◆ **WORK REQUIRED**: Reproduce every record exactly as it appears, but not the pictures.

◆ **RECORD EXTRACTS**:
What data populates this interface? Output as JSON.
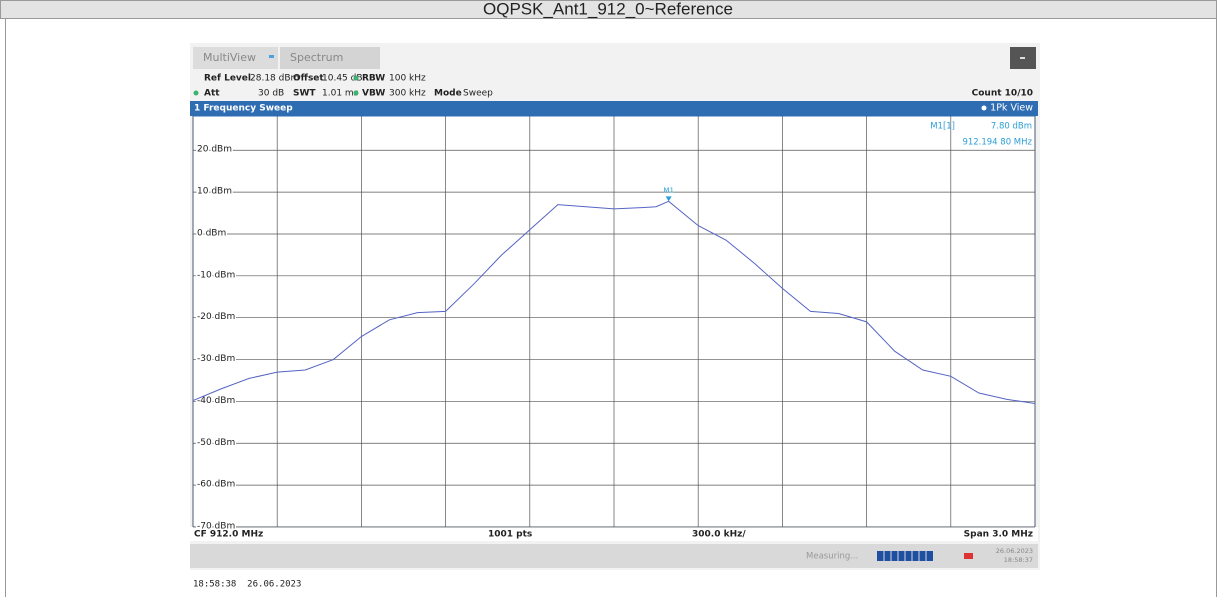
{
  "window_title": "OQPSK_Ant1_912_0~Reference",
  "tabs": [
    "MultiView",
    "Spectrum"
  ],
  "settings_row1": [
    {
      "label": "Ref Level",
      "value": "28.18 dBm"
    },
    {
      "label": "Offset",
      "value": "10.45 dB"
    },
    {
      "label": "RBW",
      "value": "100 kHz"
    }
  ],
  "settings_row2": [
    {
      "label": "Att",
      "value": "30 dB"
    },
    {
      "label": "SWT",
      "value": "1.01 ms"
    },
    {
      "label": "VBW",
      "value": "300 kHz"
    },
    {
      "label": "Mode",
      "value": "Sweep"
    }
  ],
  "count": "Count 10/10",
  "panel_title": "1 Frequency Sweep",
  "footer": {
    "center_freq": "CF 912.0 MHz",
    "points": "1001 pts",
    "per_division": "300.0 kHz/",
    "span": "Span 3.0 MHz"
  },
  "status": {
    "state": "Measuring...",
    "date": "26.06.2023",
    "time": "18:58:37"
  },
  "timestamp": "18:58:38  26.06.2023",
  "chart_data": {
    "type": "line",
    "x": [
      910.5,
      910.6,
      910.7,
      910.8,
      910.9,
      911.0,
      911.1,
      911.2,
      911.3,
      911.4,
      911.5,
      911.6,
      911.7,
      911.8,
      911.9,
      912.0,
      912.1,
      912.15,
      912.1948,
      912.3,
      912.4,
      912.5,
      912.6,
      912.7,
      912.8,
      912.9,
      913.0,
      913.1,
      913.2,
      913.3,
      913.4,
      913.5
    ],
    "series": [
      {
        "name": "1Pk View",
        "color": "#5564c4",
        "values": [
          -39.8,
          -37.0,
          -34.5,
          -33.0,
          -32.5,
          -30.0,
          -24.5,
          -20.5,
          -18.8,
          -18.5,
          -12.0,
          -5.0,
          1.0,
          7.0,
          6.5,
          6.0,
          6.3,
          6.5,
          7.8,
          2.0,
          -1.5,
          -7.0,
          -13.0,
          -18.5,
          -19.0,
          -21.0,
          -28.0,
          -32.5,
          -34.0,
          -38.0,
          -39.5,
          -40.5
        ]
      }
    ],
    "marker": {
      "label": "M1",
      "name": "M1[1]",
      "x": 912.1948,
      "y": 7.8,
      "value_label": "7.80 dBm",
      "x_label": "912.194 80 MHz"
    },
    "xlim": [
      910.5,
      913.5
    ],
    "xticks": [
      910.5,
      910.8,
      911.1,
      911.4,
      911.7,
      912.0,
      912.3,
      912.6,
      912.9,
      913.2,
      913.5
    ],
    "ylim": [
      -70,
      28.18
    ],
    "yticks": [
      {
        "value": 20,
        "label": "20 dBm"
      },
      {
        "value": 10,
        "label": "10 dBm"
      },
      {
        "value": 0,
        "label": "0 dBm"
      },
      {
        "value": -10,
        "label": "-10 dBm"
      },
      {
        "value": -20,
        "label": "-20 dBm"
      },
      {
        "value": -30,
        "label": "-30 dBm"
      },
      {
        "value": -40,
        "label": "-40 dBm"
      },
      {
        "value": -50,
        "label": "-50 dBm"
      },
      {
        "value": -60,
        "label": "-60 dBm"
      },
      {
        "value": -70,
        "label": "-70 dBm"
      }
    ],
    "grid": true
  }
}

◆ **THE ANSWER**:
What data populates this interface? Output as JSON.
{
  "window_title": "OQPSK_Ant1_912_0~Reference",
  "tabs": [
    "MultiView",
    "Spectrum"
  ],
  "settings_row1": [
    {
      "label": "Ref Level",
      "value": "28.18 dBm"
    },
    {
      "label": "Offset",
      "value": "10.45 dB"
    },
    {
      "label": "RBW",
      "value": "100 kHz"
    }
  ],
  "settings_row2": [
    {
      "label": "Att",
      "value": "30 dB"
    },
    {
      "label": "SWT",
      "value": "1.01 ms"
    },
    {
      "label": "VBW",
      "value": "300 kHz"
    },
    {
      "label": "Mode",
      "value": "Sweep"
    }
  ],
  "count": "Count 10/10",
  "panel_title": "1 Frequency Sweep",
  "footer": {
    "center_freq": "CF 912.0 MHz",
    "points": "1001 pts",
    "per_division": "300.0 kHz/",
    "span": "Span 3.0 MHz"
  },
  "status": {
    "state": "Measuring...",
    "date": "26.06.2023",
    "time": "18:58:37"
  },
  "timestamp": "18:58:38  26.06.2023",
  "chart_data": {
    "type": "line",
    "x": [
      910.5,
      910.6,
      910.7,
      910.8,
      910.9,
      911.0,
      911.1,
      911.2,
      911.3,
      911.4,
      911.5,
      911.6,
      911.7,
      911.8,
      911.9,
      912.0,
      912.1,
      912.15,
      912.1948,
      912.3,
      912.4,
      912.5,
      912.6,
      912.7,
      912.8,
      912.9,
      913.0,
      913.1,
      913.2,
      913.3,
      913.4,
      913.5
    ],
    "series": [
      {
        "name": "1Pk View",
        "color": "#5564c4",
        "values": [
          -39.8,
          -37.0,
          -34.5,
          -33.0,
          -32.5,
          -30.0,
          -24.5,
          -20.5,
          -18.8,
          -18.5,
          -12.0,
          -5.0,
          1.0,
          7.0,
          6.5,
          6.0,
          6.3,
          6.5,
          7.8,
          2.0,
          -1.5,
          -7.0,
          -13.0,
          -18.5,
          -19.0,
          -21.0,
          -28.0,
          -32.5,
          -34.0,
          -38.0,
          -39.5,
          -40.5
        ]
      }
    ],
    "marker": {
      "label": "M1",
      "name": "M1[1]",
      "x": 912.1948,
      "y": 7.8,
      "value_label": "7.80 dBm",
      "x_label": "912.194 80 MHz"
    },
    "xlim": [
      910.5,
      913.5
    ],
    "xticks": [
      910.5,
      910.8,
      911.1,
      911.4,
      911.7,
      912.0,
      912.3,
      912.6,
      912.9,
      913.2,
      913.5
    ],
    "ylim": [
      -70,
      28.18
    ],
    "yticks": [
      {
        "value": 20,
        "label": "20 dBm"
      },
      {
        "value": 10,
        "label": "10 dBm"
      },
      {
        "value": 0,
        "label": "0 dBm"
      },
      {
        "value": -10,
        "label": "-10 dBm"
      },
      {
        "value": -20,
        "label": "-20 dBm"
      },
      {
        "value": -30,
        "label": "-30 dBm"
      },
      {
        "value": -40,
        "label": "-40 dBm"
      },
      {
        "value": -50,
        "label": "-50 dBm"
      },
      {
        "value": -60,
        "label": "-60 dBm"
      },
      {
        "value": -70,
        "label": "-70 dBm"
      }
    ],
    "grid": true
  }
}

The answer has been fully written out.